▸ **What the task asks**
Please retype the data in full and exactly; the pictures are not part of the copy.
═════ Records for this exercise
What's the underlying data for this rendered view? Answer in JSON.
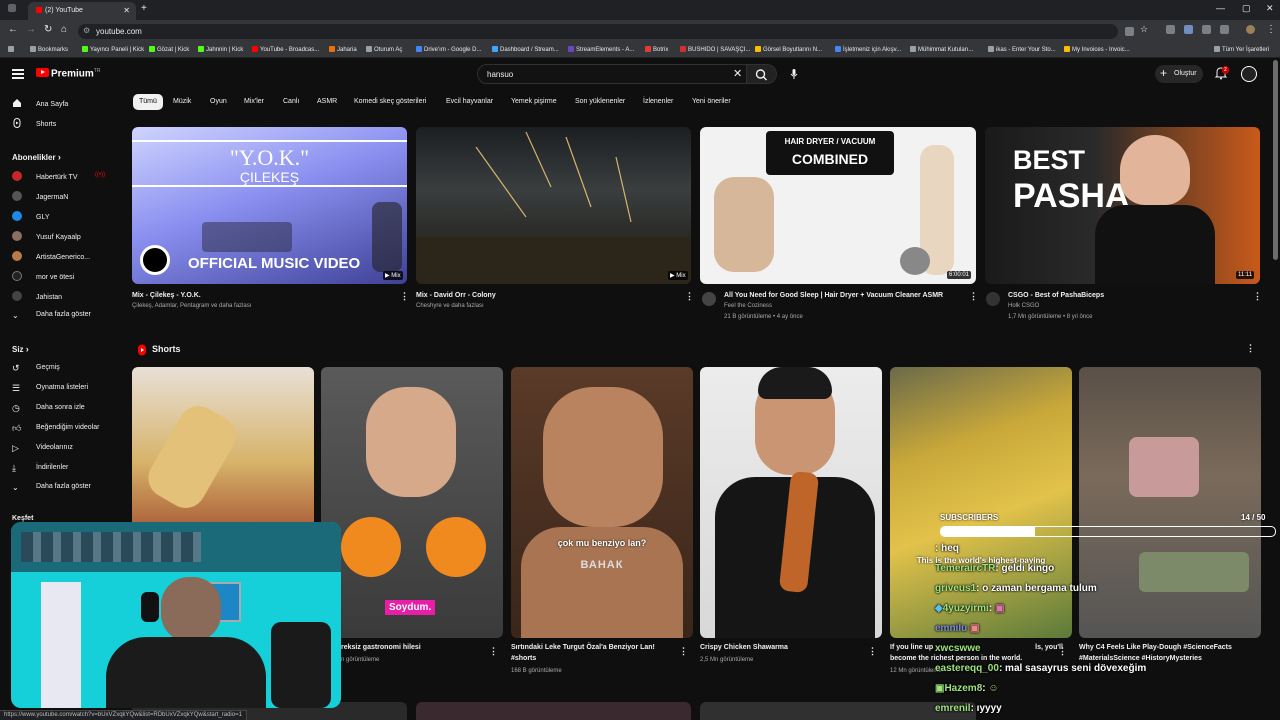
{
  "browser": {
    "tab_title": "(2) YouTube",
    "url": "youtube.com",
    "bookmarks": [
      "Bookmarks",
      "Yayıncı Paneli | Kick",
      "Gözat | Kick",
      "Jahnnin | Kick",
      "YouTube - Broadcas...",
      "Jaharia",
      "Oturum Aç",
      "Drive'ım - Google D...",
      "Dashboard / Stream...",
      "StreamElements - A...",
      "Botrix",
      "BUSHIDO | SAVAŞÇI...",
      "Görsel Boyutlarını N...",
      "İşletmeniz için Akışv...",
      "Mühimmat Kutuları...",
      "ikas - Enter Your Sto...",
      "My Invoices - Invoic..."
    ],
    "all_bookmarks": "Tüm Yer İşaretleri",
    "status_url": "https://www.youtube.com/watch?v=bUxVZxqkYQw&list=RDbUxVZxqkYQw&start_radio=1"
  },
  "header": {
    "logo_text": "Premium",
    "logo_sup": "TR",
    "search_value": "hansuo",
    "create_label": "Oluştur",
    "notif_count": "2"
  },
  "chips": [
    "Tümü",
    "Müzik",
    "Oyun",
    "Mix'ler",
    "Canlı",
    "ASMR",
    "Komedi skeç gösterileri",
    "Evcil hayvanlar",
    "Yemek pişirme",
    "Son yüklenenler",
    "İzlenenler",
    "Yeni öneriler"
  ],
  "sidebar": {
    "home": "Ana Sayfa",
    "shorts": "Shorts",
    "subs_header": "Abonelikler",
    "subs": [
      "Habertürk TV",
      "JagermaN",
      "GLY",
      "Yusuf Kayaalp",
      "ArtistaGenerico...",
      "mor ve ötesi",
      "Jahistan"
    ],
    "subs_more": "Daha fazla göster",
    "you_header": "Siz",
    "you": [
      "Geçmiş",
      "Oynatma listeleri",
      "Daha sonra izle",
      "Beğendiğim videolar",
      "Videolarınız",
      "İndirilenler"
    ],
    "you_more": "Daha fazla göster",
    "explore": "Keşfet"
  },
  "videos": [
    {
      "title": "Mix - Çilekeş - Y.O.K.",
      "meta": "Çilekeş, Adamlar, Pentagram ve daha fazlası",
      "badge": "Mix",
      "overlay_top": "\"Y.O.K.\"",
      "overlay_sub": "ÇILEKEŞ",
      "overlay_bottom": "OFFICIAL MUSIC VIDEO"
    },
    {
      "title": "Mix - David Orr - Colony",
      "meta": "Cheshyre ve daha fazlası",
      "badge": "Mix"
    },
    {
      "title": "All You Need for Good Sleep | Hair Dryer + Vacuum Cleaner ASMR",
      "channel": "Feel the Coziness",
      "meta": "21 B görüntüleme • 4 ay önce",
      "duration": "6:00:01",
      "overlay_top": "HAIR DRYER / VACUUM",
      "overlay_sub": "COMBINED"
    },
    {
      "title": "CSGO - Best of PashaBiceps",
      "channel": "Holk CSGO",
      "meta": "1,7 Mn görüntüleme • 8 yıl önce",
      "duration": "11:11",
      "overlay_top": "BEST",
      "overlay_sub": "PASHA"
    }
  ],
  "shorts": {
    "header": "Shorts",
    "items": [
      {
        "title": "",
        "views": ""
      },
      {
        "title": "reksiz gastronomi hilesi",
        "views": "n görüntüleme",
        "caption": "Soydum."
      },
      {
        "title": "Sırtındaki Leke Turgut Özal'a Benziyor Lan!",
        "title2": "#shorts",
        "views": "168 B görüntüleme",
        "caption": "çok mu benziyo lan?",
        "caption2": "ВАНАК"
      },
      {
        "title": "Crispy Chicken Shawarma",
        "views": "2,5 Mn görüntüleme"
      },
      {
        "title": "If you line up",
        "title_tail": "ls, you'll",
        "title2": "become the richest person in the world.",
        "views": "12 Mn görüntüleme",
        "caption": "This is the world's highest-paying"
      },
      {
        "title": "Why C4 Feels Like Play-Dough #ScienceFacts",
        "title2": "#MaterialsScience #HistoryMysteries",
        "views": ""
      }
    ]
  },
  "stream_overlay": {
    "subs_label": "SUBSCRIBERS",
    "subs_count": "14 / 50",
    "subs_progress": 0.28,
    "chat": [
      {
        "name": "",
        "msg": ": heq"
      },
      {
        "name": "TemerairєTR",
        "msg": ": geldi kingo"
      },
      {
        "name": "griveus1",
        "msg": ": o zaman bergama tulum"
      },
      {
        "name": "4yuzyirmi",
        "msg": ": "
      },
      {
        "name": "xwcswwe",
        "msg": ""
      },
      {
        "name": "eastereqq_00",
        "msg": ": mal sasayrus seni dövexeğim"
      },
      {
        "name": "Hazem8",
        "msg": ": "
      },
      {
        "name": "emrenil",
        "msg": ": ıyyyy"
      }
    ]
  },
  "colors": {
    "accent": "#ff0000",
    "bg": "#0f0f0f",
    "text": "#f1f1f1",
    "meta": "#aaaaaa"
  }
}
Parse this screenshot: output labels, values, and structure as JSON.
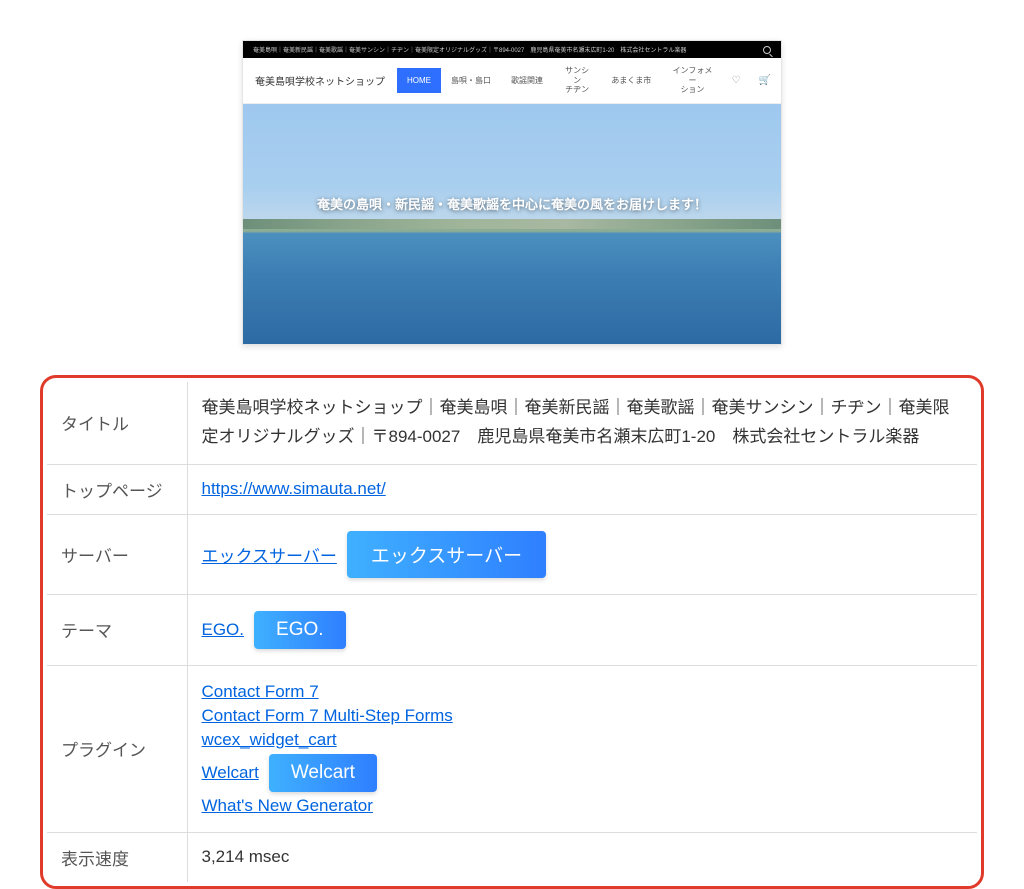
{
  "screenshot": {
    "topbar_text": "奄美島唄｜奄美新民謡｜奄美歌謡｜奄美サンシン｜チヂン｜奄美限定オリジナルグッズ｜〒894-0027　鹿児島県奄美市名瀬末広町1-20　株式会社セントラル楽器",
    "brand": "奄美島唄学校ネットショップ",
    "nav": {
      "home": "HOME",
      "item1": "島唄・島口",
      "item2": "歌謡関連",
      "item3": "サンシン\nチヂン",
      "item4": "あまくま市",
      "item5": "インフォメー\nション"
    },
    "hero_text": "奄美の島唄・新民謡・奄美歌謡を中心に奄美の風をお届けします！"
  },
  "labels": {
    "title": "タイトル",
    "toppage": "トップページ",
    "server": "サーバー",
    "theme": "テーマ",
    "plugins": "プラグイン",
    "speed": "表示速度"
  },
  "values": {
    "title": "奄美島唄学校ネットショップ｜奄美島唄｜奄美新民謡｜奄美歌謡｜奄美サンシン｜チヂン｜奄美限定オリジナルグッズ｜〒894-0027　鹿児島県奄美市名瀬末広町1-20　株式会社セントラル楽器",
    "toppage_url": "https://www.simauta.net/",
    "server_link": "エックスサーバー",
    "server_btn": "エックスサーバー",
    "theme_link": "EGO.",
    "theme_btn": "EGO.",
    "plugins": {
      "p1": "Contact Form 7",
      "p2": "Contact Form 7 Multi-Step Forms",
      "p3": "wcex_widget_cart",
      "p4_link": "Welcart",
      "p4_btn": "Welcart",
      "p5": "What's New Generator"
    },
    "speed": "3,214 msec"
  }
}
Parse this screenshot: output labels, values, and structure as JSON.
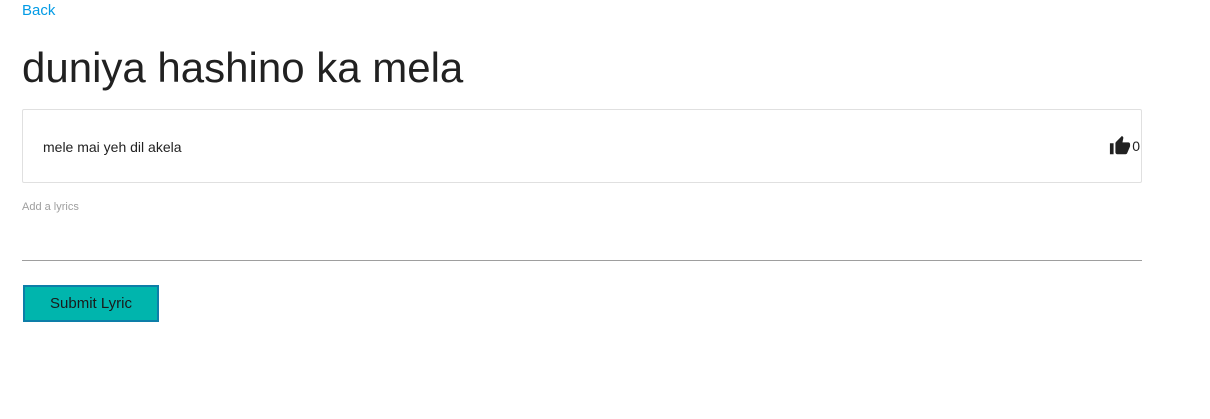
{
  "nav": {
    "back_label": "Back"
  },
  "song": {
    "title": "duniya hashino ka mela"
  },
  "lyrics": [
    {
      "content": "mele mai yeh dil akela",
      "likes": "0",
      "like_icon": "thumb-up-icon"
    }
  ],
  "form": {
    "label": "Add a lyrics",
    "input_value": "",
    "submit_label": "Submit Lyric"
  },
  "colors": {
    "link": "#039be5",
    "button_bg": "#00b5ad",
    "button_border": "#0d7ea8",
    "text": "#212121",
    "muted": "#9e9e9e"
  }
}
══════════
▸ **The answer**
What's the underlying data for this rendered view? Answer in JSON.
{
  "browser": {
    "tab_title": "(2) YouTube",
    "url": "youtube.com",
    "bookmarks": [
      "Bookmarks",
      "Yayıncı Paneli | Kick",
      "Gözat | Kick",
      "Jahnnin | Kick",
      "YouTube - Broadcas...",
      "Jaharia",
      "Oturum Aç",
      "Drive'ım - Google D...",
      "Dashboard / Stream...",
      "StreamElements - A...",
      "Botrix",
      "BUSHIDO | SAVAŞÇI...",
      "Görsel Boyutlarını N...",
      "İşletmeniz için Akışv...",
      "Mühimmat Kutuları...",
      "ikas - Enter Your Sto...",
      "My Invoices - Invoic..."
    ],
    "all_bookmarks": "Tüm Yer İşaretleri",
    "status_url": "https://www.youtube.com/watch?v=bUxVZxqkYQw&list=RDbUxVZxqkYQw&start_radio=1"
  },
  "header": {
    "logo_text": "Premium",
    "logo_sup": "TR",
    "search_value": "hansuo",
    "create_label": "Oluştur",
    "notif_count": "2"
  },
  "chips": [
    "Tümü",
    "Müzik",
    "Oyun",
    "Mix'ler",
    "Canlı",
    "ASMR",
    "Komedi skeç gösterileri",
    "Evcil hayvanlar",
    "Yemek pişirme",
    "Son yüklenenler",
    "İzlenenler",
    "Yeni öneriler"
  ],
  "sidebar": {
    "home": "Ana Sayfa",
    "shorts": "Shorts",
    "subs_header": "Abonelikler",
    "subs": [
      "Habertürk TV",
      "JagermaN",
      "GLY",
      "Yusuf Kayaalp",
      "ArtistaGenerico...",
      "mor ve ötesi",
      "Jahistan"
    ],
    "subs_more": "Daha fazla göster",
    "you_header": "Siz",
    "you": [
      "Geçmiş",
      "Oynatma listeleri",
      "Daha sonra izle",
      "Beğendiğim videolar",
      "Videolarınız",
      "İndirilenler"
    ],
    "you_more": "Daha fazla göster",
    "explore": "Keşfet"
  },
  "videos": [
    {
      "title": "Mix - Çilekeş - Y.O.K.",
      "meta": "Çilekeş, Adamlar, Pentagram ve daha fazlası",
      "badge": "Mix",
      "overlay_top": "\"Y.O.K.\"",
      "overlay_sub": "ÇILEKEŞ",
      "overlay_bottom": "OFFICIAL MUSIC VIDEO"
    },
    {
      "title": "Mix - David Orr - Colony",
      "meta": "Cheshyre ve daha fazlası",
      "badge": "Mix"
    },
    {
      "title": "All You Need for Good Sleep | Hair Dryer + Vacuum Cleaner ASMR",
      "channel": "Feel the Coziness",
      "meta": "21 B görüntüleme • 4 ay önce",
      "duration": "6:00:01",
      "overlay_top": "HAIR DRYER / VACUUM",
      "overlay_sub": "COMBINED"
    },
    {
      "title": "CSGO - Best of PashaBiceps",
      "channel": "Holk CSGO",
      "meta": "1,7 Mn görüntüleme • 8 yıl önce",
      "duration": "11:11",
      "overlay_top": "BEST",
      "overlay_sub": "PASHA"
    }
  ],
  "shorts": {
    "header": "Shorts",
    "items": [
      {
        "title": "",
        "views": ""
      },
      {
        "title": "reksiz gastronomi hilesi",
        "views": "n görüntüleme",
        "caption": "Soydum."
      },
      {
        "title": "Sırtındaki Leke Turgut Özal'a Benziyor Lan!",
        "title2": "#shorts",
        "views": "168 B görüntüleme",
        "caption": "çok mu benziyo lan?",
        "caption2": "ВАНАК"
      },
      {
        "title": "Crispy Chicken Shawarma",
        "views": "2,5 Mn görüntüleme"
      },
      {
        "title": "If you line up",
        "title_tail": "ls, you'll",
        "title2": "become the richest person in the world.",
        "views": "12 Mn görüntüleme",
        "caption": "This is the world's highest-paying"
      },
      {
        "title": "Why C4 Feels Like Play-Dough #ScienceFacts",
        "title2": "#MaterialsScience #HistoryMysteries",
        "views": ""
      }
    ]
  },
  "stream_overlay": {
    "subs_label": "SUBSCRIBERS",
    "subs_count": "14 / 50",
    "subs_progress": 0.28,
    "chat": [
      {
        "name": "",
        "msg": ": heq"
      },
      {
        "name": "TemerairєTR",
        "msg": ": geldi kingo"
      },
      {
        "name": "griveus1",
        "msg": ": o zaman bergama tulum"
      },
      {
        "name": "4yuzyirmi",
        "msg": ": "
      },
      {
        "name": "xwcswwe",
        "msg": ""
      },
      {
        "name": "eastereqq_00",
        "msg": ": mal sasayrus seni dövexeğim"
      },
      {
        "name": "Hazem8",
        "msg": ": "
      },
      {
        "name": "emrenil",
        "msg": ": ıyyyy"
      }
    ]
  },
  "colors": {
    "accent": "#ff0000",
    "bg": "#0f0f0f",
    "text": "#f1f1f1",
    "meta": "#aaaaaa"
  }
}
Parse this screenshot: output labels, values, and structure as JSON.
{
  "screenshot": {
    "topbar_text": "奄美島唄｜奄美新民謡｜奄美歌謡｜奄美サンシン｜チヂン｜奄美限定オリジナルグッズ｜〒894-0027　鹿児島県奄美市名瀬末広町1-20　株式会社セントラル楽器",
    "brand": "奄美島唄学校ネットショップ",
    "nav": {
      "home": "HOME",
      "item1": "島唄・島口",
      "item2": "歌謡関連",
      "item3": "サンシン\nチヂン",
      "item4": "あまくま市",
      "item5": "インフォメー\nション"
    },
    "hero_text": "奄美の島唄・新民謡・奄美歌謡を中心に奄美の風をお届けします！"
  },
  "labels": {
    "title": "タイトル",
    "toppage": "トップページ",
    "server": "サーバー",
    "theme": "テーマ",
    "plugins": "プラグイン",
    "speed": "表示速度"
  },
  "values": {
    "title": "奄美島唄学校ネットショップ｜奄美島唄｜奄美新民謡｜奄美歌謡｜奄美サンシン｜チヂン｜奄美限定オリジナルグッズ｜〒894-0027　鹿児島県奄美市名瀬末広町1-20　株式会社セントラル楽器",
    "toppage_url": "https://www.simauta.net/",
    "server_link": "エックスサーバー",
    "server_btn": "エックスサーバー",
    "theme_link": "EGO.",
    "theme_btn": "EGO.",
    "plugins": {
      "p1": "Contact Form 7",
      "p2": "Contact Form 7 Multi-Step Forms",
      "p3": "wcex_widget_cart",
      "p4_link": "Welcart",
      "p4_btn": "Welcart",
      "p5": "What's New Generator"
    },
    "speed": "3,214 msec"
  }
}
Parse this screenshot: output labels, values, and structure as JSON.
{
  "nav": {
    "back_label": "Back"
  },
  "song": {
    "title": "duniya hashino ka mela"
  },
  "lyrics": [
    {
      "content": "mele mai yeh dil akela",
      "likes": "0",
      "like_icon": "thumb-up-icon"
    }
  ],
  "form": {
    "label": "Add a lyrics",
    "input_value": "",
    "submit_label": "Submit Lyric"
  },
  "colors": {
    "link": "#039be5",
    "button_bg": "#00b5ad",
    "button_border": "#0d7ea8",
    "text": "#212121",
    "muted": "#9e9e9e"
  }
}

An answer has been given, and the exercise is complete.